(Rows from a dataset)
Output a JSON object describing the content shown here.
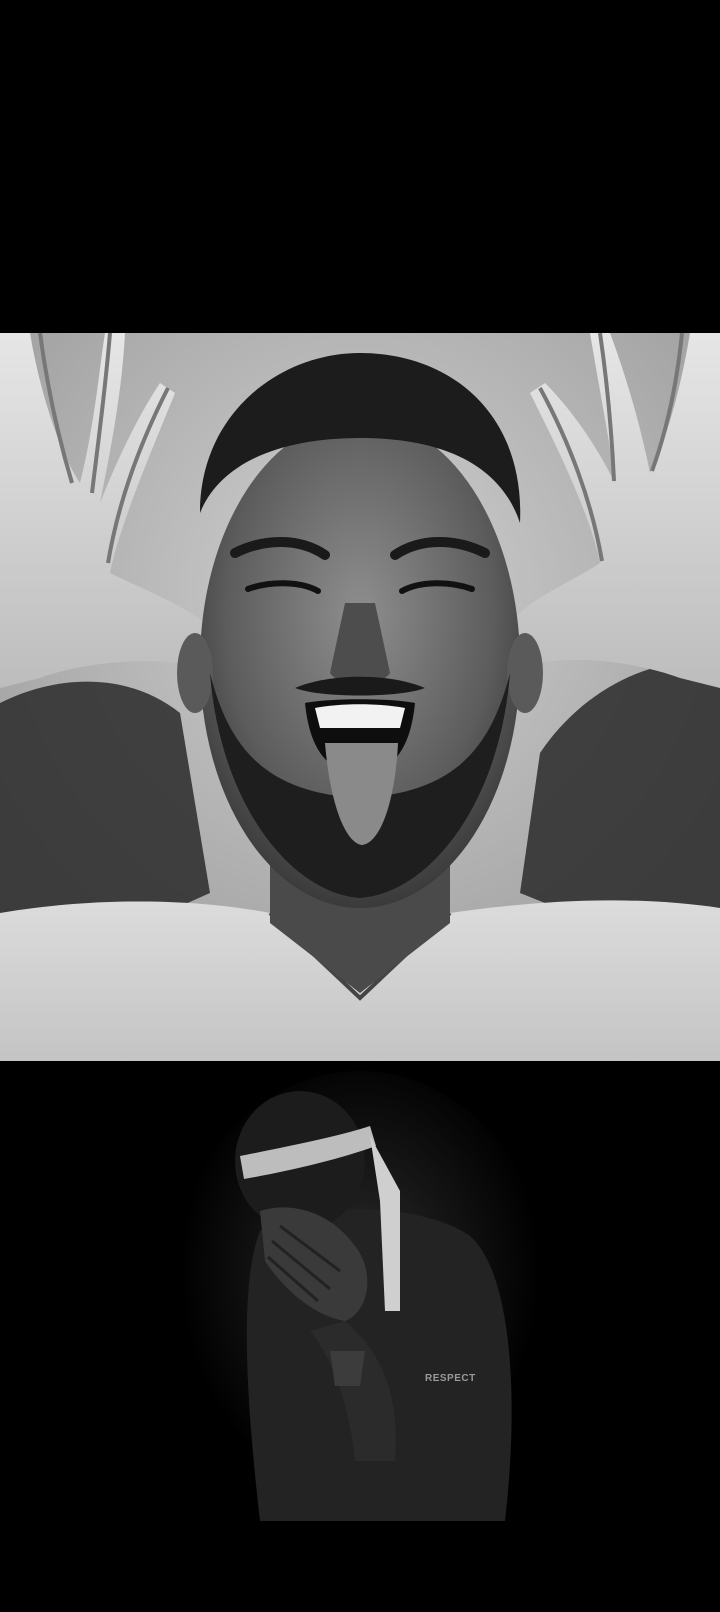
{
  "video": {
    "top_frame": {
      "description_type": "photo",
      "tone": "grayscale"
    },
    "bottom_frame": {
      "description_type": "photo",
      "tone": "grayscale",
      "sleeve_patch_text": "RESPECT"
    }
  },
  "colors": {
    "background": "#000000",
    "top_backdrop": "#b8b8b8"
  }
}
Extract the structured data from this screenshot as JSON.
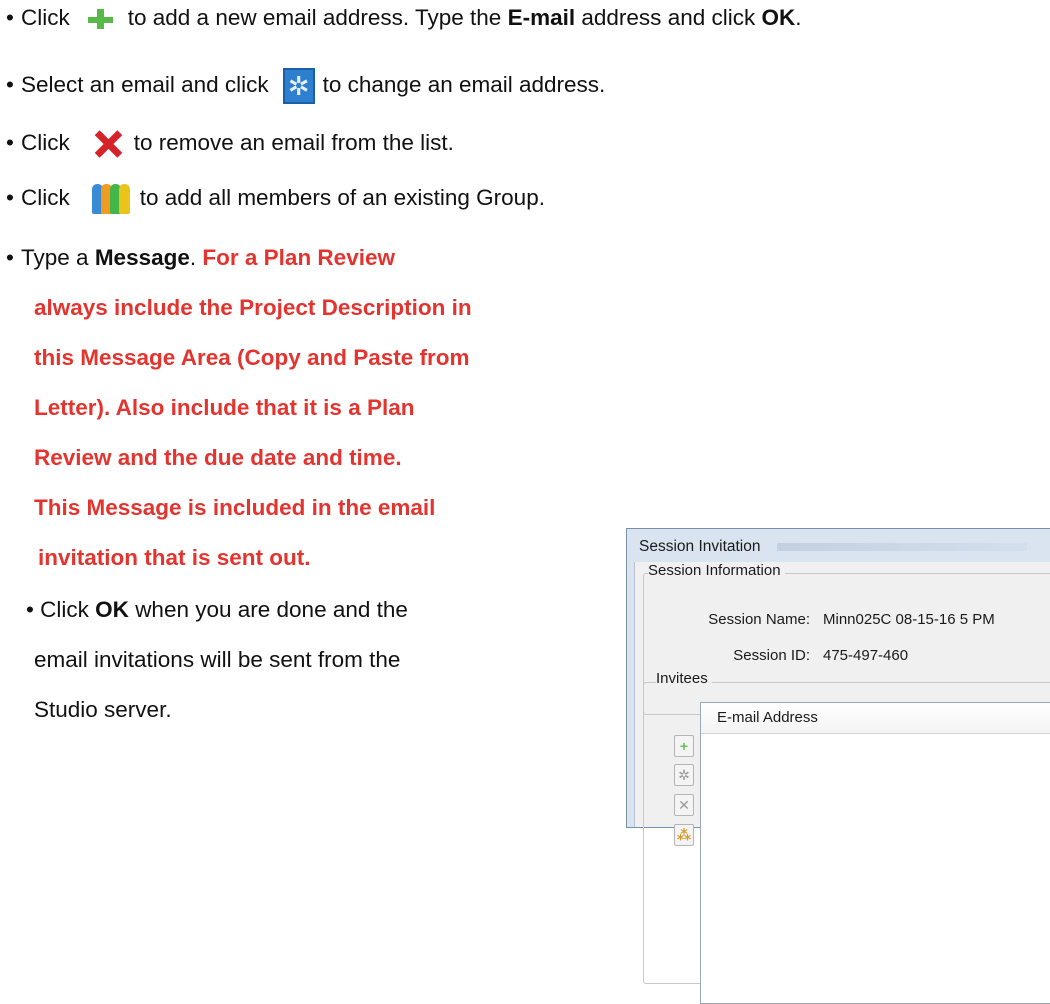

**Exercise requirements**:
Could you repeat all of the material exactly? Pictures should not be copied.

**Task answer**:
Output a JSON object describing the content shown here.
{
  "video": {
    "top_frame": {
      "description_type": "photo",
      "tone": "grayscale"
    },
    "bottom_frame": {
      "description_type": "photo",
      "tone": "grayscale",
      "sleeve_patch_text": "RESPECT"
    }
  },
  "colors": {
    "background": "#000000",
    "top_backdrop": "#b8b8b8"
  }
}
Extract the structured data from this screenshot as JSON.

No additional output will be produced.